— Begin —
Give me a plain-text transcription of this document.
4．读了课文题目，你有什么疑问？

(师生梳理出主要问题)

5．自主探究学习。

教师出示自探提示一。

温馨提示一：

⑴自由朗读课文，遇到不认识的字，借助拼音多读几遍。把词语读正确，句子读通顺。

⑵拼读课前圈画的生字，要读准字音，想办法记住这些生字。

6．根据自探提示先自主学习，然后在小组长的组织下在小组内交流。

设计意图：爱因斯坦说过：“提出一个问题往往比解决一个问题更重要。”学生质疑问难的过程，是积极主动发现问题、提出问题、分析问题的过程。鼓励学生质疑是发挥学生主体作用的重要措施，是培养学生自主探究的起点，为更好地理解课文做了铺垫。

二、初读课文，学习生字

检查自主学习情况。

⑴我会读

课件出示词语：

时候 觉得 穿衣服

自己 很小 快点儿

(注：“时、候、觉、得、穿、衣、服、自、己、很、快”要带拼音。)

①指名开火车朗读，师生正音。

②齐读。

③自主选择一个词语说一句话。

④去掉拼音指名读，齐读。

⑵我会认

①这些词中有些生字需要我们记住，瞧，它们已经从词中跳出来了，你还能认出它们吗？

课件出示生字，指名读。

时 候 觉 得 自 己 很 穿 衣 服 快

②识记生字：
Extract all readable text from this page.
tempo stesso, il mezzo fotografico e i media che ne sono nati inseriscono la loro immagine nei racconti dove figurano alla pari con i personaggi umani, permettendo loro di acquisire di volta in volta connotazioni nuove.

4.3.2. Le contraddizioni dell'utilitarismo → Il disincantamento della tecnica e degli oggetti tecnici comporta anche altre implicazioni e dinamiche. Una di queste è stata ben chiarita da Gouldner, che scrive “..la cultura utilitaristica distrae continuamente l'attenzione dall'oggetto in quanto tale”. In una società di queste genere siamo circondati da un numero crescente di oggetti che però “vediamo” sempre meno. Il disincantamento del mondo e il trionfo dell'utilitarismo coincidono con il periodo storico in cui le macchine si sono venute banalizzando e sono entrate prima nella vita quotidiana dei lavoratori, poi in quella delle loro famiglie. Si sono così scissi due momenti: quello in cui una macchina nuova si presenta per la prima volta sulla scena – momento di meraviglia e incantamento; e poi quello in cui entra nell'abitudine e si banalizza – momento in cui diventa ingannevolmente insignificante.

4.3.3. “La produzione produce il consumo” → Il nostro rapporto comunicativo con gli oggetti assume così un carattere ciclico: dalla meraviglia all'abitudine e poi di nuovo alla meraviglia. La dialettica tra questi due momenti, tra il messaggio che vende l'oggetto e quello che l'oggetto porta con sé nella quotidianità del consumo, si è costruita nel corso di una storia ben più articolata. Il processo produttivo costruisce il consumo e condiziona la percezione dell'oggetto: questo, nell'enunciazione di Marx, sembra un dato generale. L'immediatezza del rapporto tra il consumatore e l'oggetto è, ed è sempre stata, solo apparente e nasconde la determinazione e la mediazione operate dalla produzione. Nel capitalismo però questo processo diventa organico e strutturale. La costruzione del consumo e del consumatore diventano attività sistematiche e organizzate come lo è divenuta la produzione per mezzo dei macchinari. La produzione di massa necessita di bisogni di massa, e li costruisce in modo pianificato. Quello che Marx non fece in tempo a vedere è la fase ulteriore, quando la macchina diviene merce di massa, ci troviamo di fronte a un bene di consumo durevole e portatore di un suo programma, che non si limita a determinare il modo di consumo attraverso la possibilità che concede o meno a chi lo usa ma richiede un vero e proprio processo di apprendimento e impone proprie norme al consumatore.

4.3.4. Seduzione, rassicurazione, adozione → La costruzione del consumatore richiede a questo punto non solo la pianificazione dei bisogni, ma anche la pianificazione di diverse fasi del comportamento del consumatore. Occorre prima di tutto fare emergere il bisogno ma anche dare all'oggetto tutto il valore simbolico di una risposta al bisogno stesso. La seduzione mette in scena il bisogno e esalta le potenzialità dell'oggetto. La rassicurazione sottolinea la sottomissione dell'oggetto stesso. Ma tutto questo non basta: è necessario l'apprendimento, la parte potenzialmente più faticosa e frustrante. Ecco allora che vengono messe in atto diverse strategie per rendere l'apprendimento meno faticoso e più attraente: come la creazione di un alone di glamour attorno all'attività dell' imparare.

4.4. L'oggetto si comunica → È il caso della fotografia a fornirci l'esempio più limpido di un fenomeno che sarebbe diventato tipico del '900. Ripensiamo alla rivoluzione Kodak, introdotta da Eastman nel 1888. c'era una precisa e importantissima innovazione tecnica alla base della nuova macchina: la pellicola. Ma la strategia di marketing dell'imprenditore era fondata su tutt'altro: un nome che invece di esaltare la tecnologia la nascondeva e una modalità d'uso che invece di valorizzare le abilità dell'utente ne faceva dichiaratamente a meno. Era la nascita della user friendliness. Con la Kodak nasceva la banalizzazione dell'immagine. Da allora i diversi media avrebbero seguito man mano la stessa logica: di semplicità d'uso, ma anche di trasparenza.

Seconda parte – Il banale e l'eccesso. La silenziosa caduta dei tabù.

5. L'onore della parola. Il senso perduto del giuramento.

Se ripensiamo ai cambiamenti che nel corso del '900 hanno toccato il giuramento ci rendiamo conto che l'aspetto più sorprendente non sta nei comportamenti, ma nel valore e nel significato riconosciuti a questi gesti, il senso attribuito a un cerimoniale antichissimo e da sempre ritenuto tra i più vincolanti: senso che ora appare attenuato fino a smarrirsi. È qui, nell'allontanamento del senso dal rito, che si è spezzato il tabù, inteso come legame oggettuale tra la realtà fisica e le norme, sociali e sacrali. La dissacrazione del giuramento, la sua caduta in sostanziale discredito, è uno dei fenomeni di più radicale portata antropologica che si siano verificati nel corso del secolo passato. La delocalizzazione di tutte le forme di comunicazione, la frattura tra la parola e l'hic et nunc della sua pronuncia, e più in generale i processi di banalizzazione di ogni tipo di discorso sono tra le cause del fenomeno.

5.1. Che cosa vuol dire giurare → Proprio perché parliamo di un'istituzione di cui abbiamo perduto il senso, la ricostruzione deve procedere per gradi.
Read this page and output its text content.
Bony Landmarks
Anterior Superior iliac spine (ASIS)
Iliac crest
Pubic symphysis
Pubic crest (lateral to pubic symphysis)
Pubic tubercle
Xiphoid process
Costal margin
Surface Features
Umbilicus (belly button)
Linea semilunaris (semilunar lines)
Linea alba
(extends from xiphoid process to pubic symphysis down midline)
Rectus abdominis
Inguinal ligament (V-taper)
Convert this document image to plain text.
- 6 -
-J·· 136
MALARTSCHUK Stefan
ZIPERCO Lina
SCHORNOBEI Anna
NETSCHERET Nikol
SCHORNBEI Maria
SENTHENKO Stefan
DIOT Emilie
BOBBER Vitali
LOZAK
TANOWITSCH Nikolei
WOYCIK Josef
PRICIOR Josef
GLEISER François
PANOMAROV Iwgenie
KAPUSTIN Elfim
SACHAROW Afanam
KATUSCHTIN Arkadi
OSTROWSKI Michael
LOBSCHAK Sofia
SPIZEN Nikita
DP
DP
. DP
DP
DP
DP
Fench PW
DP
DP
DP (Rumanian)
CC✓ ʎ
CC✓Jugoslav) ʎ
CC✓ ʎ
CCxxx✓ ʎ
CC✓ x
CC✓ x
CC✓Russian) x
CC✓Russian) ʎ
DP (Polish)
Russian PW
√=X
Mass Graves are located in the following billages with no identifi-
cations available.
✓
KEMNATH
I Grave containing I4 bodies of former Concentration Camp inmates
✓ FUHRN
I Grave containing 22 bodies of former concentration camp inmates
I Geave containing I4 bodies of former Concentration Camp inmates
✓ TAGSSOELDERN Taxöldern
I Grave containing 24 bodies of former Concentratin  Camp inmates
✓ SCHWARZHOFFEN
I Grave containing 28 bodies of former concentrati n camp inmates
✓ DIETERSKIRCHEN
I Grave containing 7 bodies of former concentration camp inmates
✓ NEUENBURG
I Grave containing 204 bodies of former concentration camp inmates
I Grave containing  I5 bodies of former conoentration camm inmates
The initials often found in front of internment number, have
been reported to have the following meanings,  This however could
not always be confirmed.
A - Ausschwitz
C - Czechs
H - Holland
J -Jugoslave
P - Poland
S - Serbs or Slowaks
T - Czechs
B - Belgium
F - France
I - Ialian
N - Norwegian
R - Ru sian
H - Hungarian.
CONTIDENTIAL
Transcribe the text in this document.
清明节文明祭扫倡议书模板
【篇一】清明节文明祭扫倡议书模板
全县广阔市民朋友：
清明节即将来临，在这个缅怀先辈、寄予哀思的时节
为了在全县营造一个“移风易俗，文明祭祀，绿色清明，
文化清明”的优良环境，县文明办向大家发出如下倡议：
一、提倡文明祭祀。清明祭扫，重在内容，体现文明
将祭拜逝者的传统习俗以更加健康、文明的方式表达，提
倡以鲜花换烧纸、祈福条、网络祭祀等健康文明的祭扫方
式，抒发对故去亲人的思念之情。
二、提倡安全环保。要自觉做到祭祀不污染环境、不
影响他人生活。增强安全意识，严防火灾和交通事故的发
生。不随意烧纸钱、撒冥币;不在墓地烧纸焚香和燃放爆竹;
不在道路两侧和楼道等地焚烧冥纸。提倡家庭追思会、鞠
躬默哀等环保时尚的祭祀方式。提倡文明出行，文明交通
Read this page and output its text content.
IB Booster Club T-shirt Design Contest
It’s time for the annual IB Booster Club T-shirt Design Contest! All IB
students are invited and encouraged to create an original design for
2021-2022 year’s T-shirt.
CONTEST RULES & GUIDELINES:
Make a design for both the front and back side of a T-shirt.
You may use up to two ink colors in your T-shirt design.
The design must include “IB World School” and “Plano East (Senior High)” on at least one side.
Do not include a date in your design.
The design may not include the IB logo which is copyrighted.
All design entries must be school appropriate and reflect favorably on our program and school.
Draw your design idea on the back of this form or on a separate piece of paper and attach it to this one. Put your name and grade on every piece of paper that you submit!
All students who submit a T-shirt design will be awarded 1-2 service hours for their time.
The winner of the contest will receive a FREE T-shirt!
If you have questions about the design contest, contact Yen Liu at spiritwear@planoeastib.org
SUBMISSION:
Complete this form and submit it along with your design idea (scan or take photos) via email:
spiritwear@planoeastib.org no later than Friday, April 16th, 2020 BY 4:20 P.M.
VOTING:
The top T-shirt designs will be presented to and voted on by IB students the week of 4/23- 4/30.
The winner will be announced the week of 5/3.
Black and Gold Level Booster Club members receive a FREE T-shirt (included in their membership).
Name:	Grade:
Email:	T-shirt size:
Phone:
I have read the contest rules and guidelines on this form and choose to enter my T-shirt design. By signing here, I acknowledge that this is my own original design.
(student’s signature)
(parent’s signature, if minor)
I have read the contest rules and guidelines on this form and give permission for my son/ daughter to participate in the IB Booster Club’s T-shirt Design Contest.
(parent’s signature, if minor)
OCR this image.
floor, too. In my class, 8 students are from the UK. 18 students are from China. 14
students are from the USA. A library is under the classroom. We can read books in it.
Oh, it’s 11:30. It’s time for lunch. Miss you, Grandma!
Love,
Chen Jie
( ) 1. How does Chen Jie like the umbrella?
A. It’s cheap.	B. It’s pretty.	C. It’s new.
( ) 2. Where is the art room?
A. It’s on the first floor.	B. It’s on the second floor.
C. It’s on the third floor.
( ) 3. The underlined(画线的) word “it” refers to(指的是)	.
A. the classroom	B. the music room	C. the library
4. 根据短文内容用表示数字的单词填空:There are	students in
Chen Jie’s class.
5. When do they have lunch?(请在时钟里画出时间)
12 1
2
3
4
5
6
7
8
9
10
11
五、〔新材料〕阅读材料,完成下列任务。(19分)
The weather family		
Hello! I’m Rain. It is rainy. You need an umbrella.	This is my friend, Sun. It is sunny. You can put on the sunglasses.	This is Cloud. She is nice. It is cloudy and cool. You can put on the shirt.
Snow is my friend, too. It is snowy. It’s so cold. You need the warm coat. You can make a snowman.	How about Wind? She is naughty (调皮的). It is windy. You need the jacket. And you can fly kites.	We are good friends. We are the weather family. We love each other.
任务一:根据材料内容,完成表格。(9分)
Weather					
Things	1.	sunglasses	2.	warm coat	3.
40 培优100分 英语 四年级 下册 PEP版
— End —
● What is required:
Copy out each line of the listing that holds "side".

● Result of the task:
Make a design for both the front and back side of a T-shirt.
The design must include “IB World School” and “Plano East (Senior High)” on at least one side.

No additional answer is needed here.